WRITTEN EXERCISE: Without the pictures, copy the entries below word for word.

EXTRACTED DATA:
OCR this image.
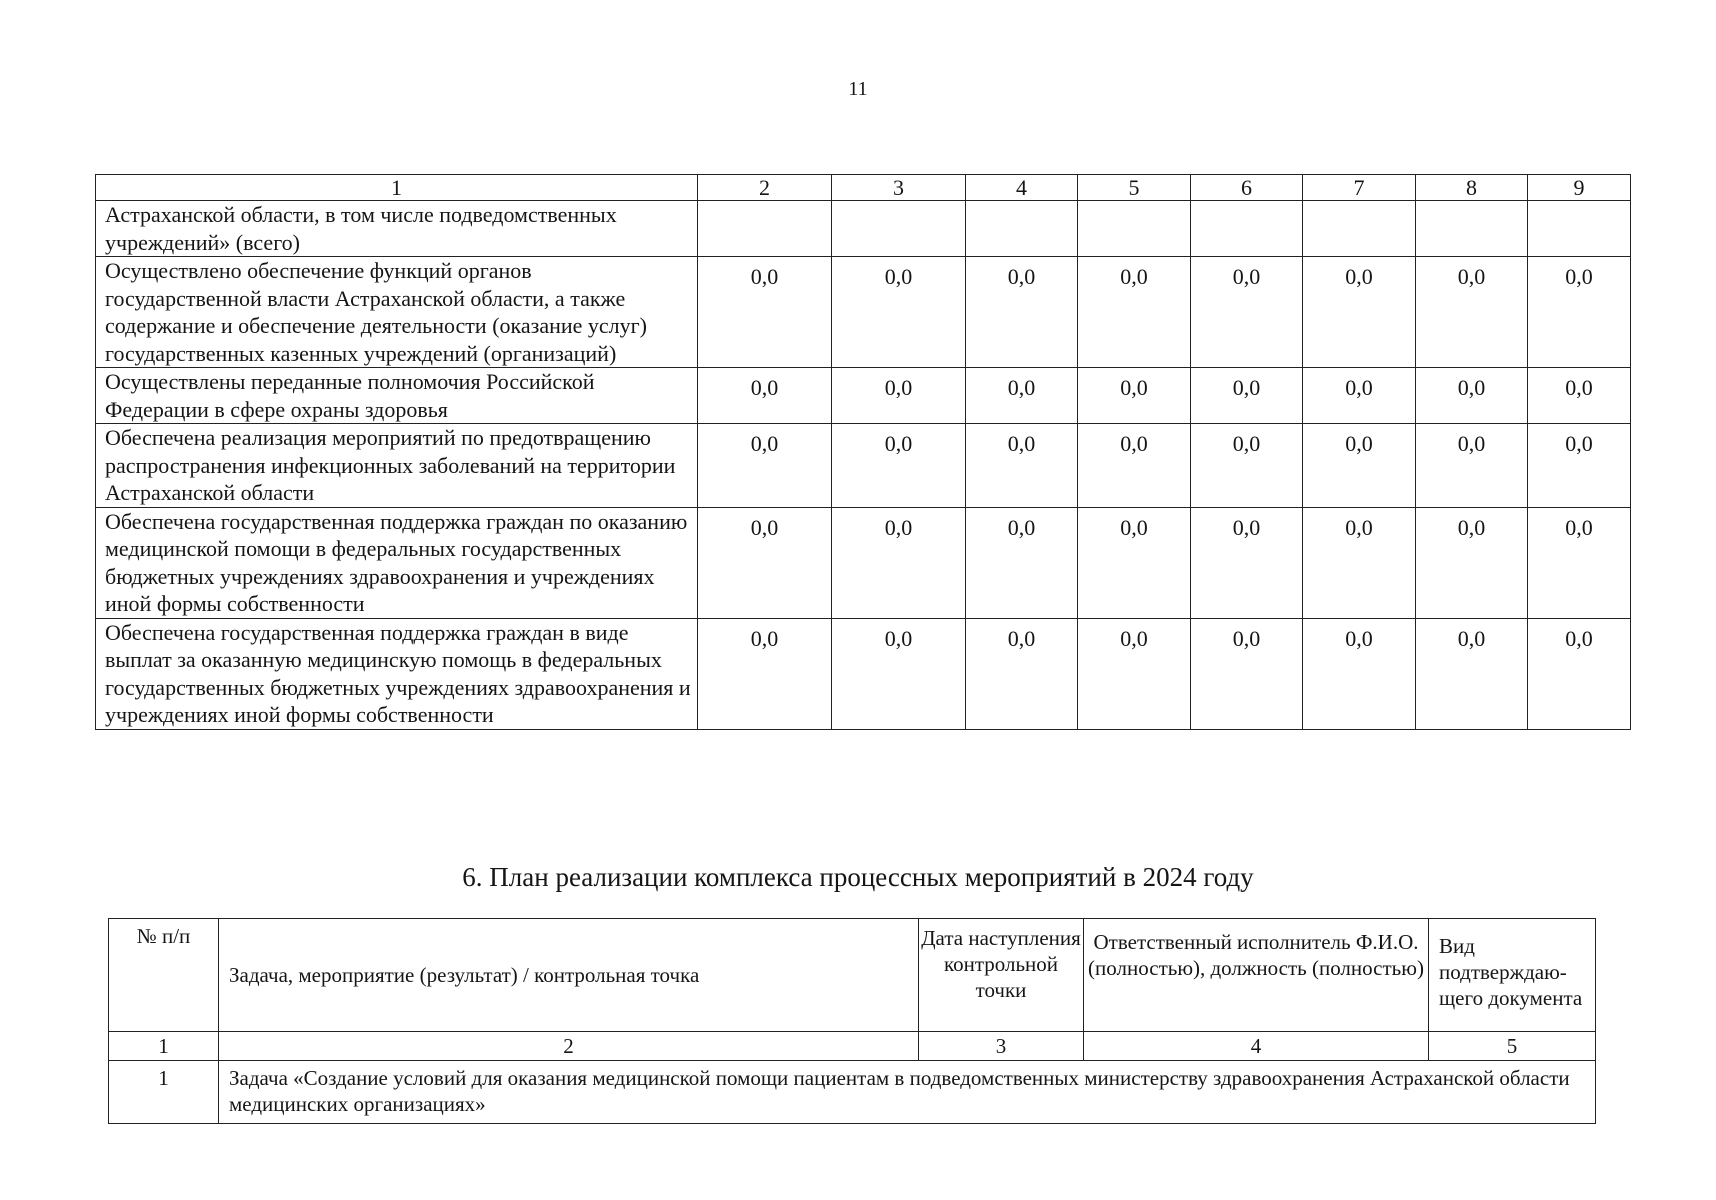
11
1	2	3	4	5	6	7	8	9
Астраханской области, в том числе подведомственных учреждений» (всего)								
Осуществлено обеспечение функций органов государственной власти Астраханской области, а также содержание и обеспечение деятельности (оказание услуг) государственных казенных учреждений (организаций)	0,0	0,0	0,0	0,0	0,0	0,0	0,0	0,0
Осуществлены переданные полномочия Российской Федерации в сфере охраны здоровья	0,0	0,0	0,0	0,0	0,0	0,0	0,0	0,0
Обеспечена реализация мероприятий по предотвращению распространения инфекционных заболеваний на территории Астраханской области	0,0	0,0	0,0	0,0	0,0	0,0	0,0	0,0
Обеспечена государственная поддержка граждан по оказанию медицинской помощи в федеральных государственных бюджетных учреждениях здравоохранения и учреждениях иной формы собственности	0,0	0,0	0,0	0,0	0,0	0,0	0,0	0,0
Обеспечена государственная поддержка граждан в виде выплат за оказанную медицинскую помощь в федеральных государственных бюджетных учреждениях здравоохранения и учреждениях иной формы собственности	0,0	0,0	0,0	0,0	0,0	0,0	0,0	0,0
6. План реализации комплекса процессных мероприятий в 2024 году
№ п/п	Задача, мероприятие (результат) / контрольная точка	Дата наступления контрольной точки	Ответственный исполнитель Ф.И.О. (полностью), должность (полностью)	Вид подтверждаю-щего документа
1	2	3	4	5
1	Задача «Создание условий для оказания медицинской помощи пациентам в подведомственных министерству здравоохранения Астраханской области медицинских организациях»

SOLUTION TO THIS TASK:
OCR this image.
11
1	2	3	4	5	6	7	8	9
Астраханской области, в том числе подведомственных учреждений» (всего)								
Осуществлено обеспечение функций органов государственной власти Астраханской области, а также содержание и обеспечение деятельности (оказание услуг) государственных казенных учреждений (организаций)	0,0	0,0	0,0	0,0	0,0	0,0	0,0	0,0
Осуществлены переданные полномочия Российской Федерации в сфере охраны здоровья	0,0	0,0	0,0	0,0	0,0	0,0	0,0	0,0
Обеспечена реализация мероприятий по предотвращению распространения инфекционных заболеваний на территории Астраханской области	0,0	0,0	0,0	0,0	0,0	0,0	0,0	0,0
Обеспечена государственная поддержка граждан по оказанию медицинской помощи в федеральных государственных бюджетных учреждениях здравоохранения и учреждениях иной формы собственности	0,0	0,0	0,0	0,0	0,0	0,0	0,0	0,0
Обеспечена государственная поддержка граждан в виде выплат за оказанную медицинскую помощь в федеральных государственных бюджетных учреждениях здравоохранения и учреждениях иной формы собственности	0,0	0,0	0,0	0,0	0,0	0,0	0,0	0,0
6. План реализации комплекса процессных мероприятий в 2024 году
№ п/п	Задача, мероприятие (результат) / контрольная точка	Дата наступления контрольной точки	Ответственный исполнитель Ф.И.О. (полностью), должность (полностью)	Вид подтверждаю-щего документа
1	2	3	4	5
1	Задача «Создание условий для оказания медицинской помощи пациентам в подведомственных министерству здравоохранения Астраханской области медицинских организациях»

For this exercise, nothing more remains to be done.